───── Provided information

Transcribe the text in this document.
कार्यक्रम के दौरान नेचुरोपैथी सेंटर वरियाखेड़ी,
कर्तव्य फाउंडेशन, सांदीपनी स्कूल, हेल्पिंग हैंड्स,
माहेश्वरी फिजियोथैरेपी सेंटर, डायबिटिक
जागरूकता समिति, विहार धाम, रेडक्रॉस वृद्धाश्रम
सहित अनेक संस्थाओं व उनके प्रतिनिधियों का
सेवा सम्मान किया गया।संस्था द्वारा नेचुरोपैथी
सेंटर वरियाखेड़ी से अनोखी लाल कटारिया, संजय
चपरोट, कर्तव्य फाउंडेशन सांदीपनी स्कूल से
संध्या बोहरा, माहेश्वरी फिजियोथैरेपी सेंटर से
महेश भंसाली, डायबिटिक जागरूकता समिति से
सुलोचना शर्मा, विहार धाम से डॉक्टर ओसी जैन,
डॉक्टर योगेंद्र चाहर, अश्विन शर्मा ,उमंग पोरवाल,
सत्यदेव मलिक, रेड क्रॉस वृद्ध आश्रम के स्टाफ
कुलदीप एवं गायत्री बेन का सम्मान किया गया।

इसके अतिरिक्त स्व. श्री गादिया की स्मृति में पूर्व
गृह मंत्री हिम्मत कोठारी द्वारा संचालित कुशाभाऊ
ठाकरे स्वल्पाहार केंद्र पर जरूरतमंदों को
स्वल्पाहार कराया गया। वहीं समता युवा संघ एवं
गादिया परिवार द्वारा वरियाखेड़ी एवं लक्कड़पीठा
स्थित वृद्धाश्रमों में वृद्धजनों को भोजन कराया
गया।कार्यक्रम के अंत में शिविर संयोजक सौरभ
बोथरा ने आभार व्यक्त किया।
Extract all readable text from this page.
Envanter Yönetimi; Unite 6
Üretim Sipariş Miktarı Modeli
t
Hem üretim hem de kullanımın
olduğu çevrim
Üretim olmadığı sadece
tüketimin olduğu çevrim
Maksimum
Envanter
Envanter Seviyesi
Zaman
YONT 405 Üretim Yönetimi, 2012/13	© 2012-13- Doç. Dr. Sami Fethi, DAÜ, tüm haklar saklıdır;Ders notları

──────────

-- The exercise --
Reproduce the full listing word for word.

-- Result of this task --
Transcribe the text in this document.
कार्यक्रम के दौरान नेचुरोपैथी सेंटर वरियाखेड़ी,
कर्तव्य फाउंडेशन, सांदीपनी स्कूल, हेल्पिंग हैंड्स,
माहेश्वरी फिजियोथैरेपी सेंटर, डायबिटिक
जागरूकता समिति, विहार धाम, रेडक्रॉस वृद्धाश्रम
सहित अनेक संस्थाओं व उनके प्रतिनिधियों का
सेवा सम्मान किया गया।संस्था द्वारा नेचुरोपैथी
सेंटर वरियाखेड़ी से अनोखी लाल कटारिया, संजय
चपरोट, कर्तव्य फाउंडेशन सांदीपनी स्कूल से
संध्या बोहरा, माहेश्वरी फिजियोथैरेपी सेंटर से
महेश भंसाली, डायबिटिक जागरूकता समिति से
सुलोचना शर्मा, विहार धाम से डॉक्टर ओसी जैन,
डॉक्टर योगेंद्र चाहर, अश्विन शर्मा ,उमंग पोरवाल,
सत्यदेव मलिक, रेड क्रॉस वृद्ध आश्रम के स्टाफ
कुलदीप एवं गायत्री बेन का सम्मान किया गया।

इसके अतिरिक्त स्व. श्री गादिया की स्मृति में पूर्व
गृह मंत्री हिम्मत कोठारी द्वारा संचालित कुशाभाऊ
ठाकरे स्वल्पाहार केंद्र पर जरूरतमंदों को
स्वल्पाहार कराया गया। वहीं समता युवा संघ एवं
गादिया परिवार द्वारा वरियाखेड़ी एवं लक्कड़पीठा
स्थित वृद्धाश्रमों में वृद्धजनों को भोजन कराया
गया।कार्यक्रम के अंत में शिविर संयोजक सौरभ
बोथरा ने आभार व्यक्त किया।
Extract all readable text from this page.
Envanter Yönetimi; Unite 6
Üretim Sipariş Miktarı Modeli
t
Hem üretim hem de kullanımın
olduğu çevrim
Üretim olmadığı sadece
tüketimin olduğu çevrim
Maksimum
Envanter
Envanter Seviyesi
Zaman
YONT 405 Üretim Yönetimi, 2012/13	© 2012-13- Doç. Dr. Sami Fethi, DAÜ, tüm haklar saklıdır;Ders notları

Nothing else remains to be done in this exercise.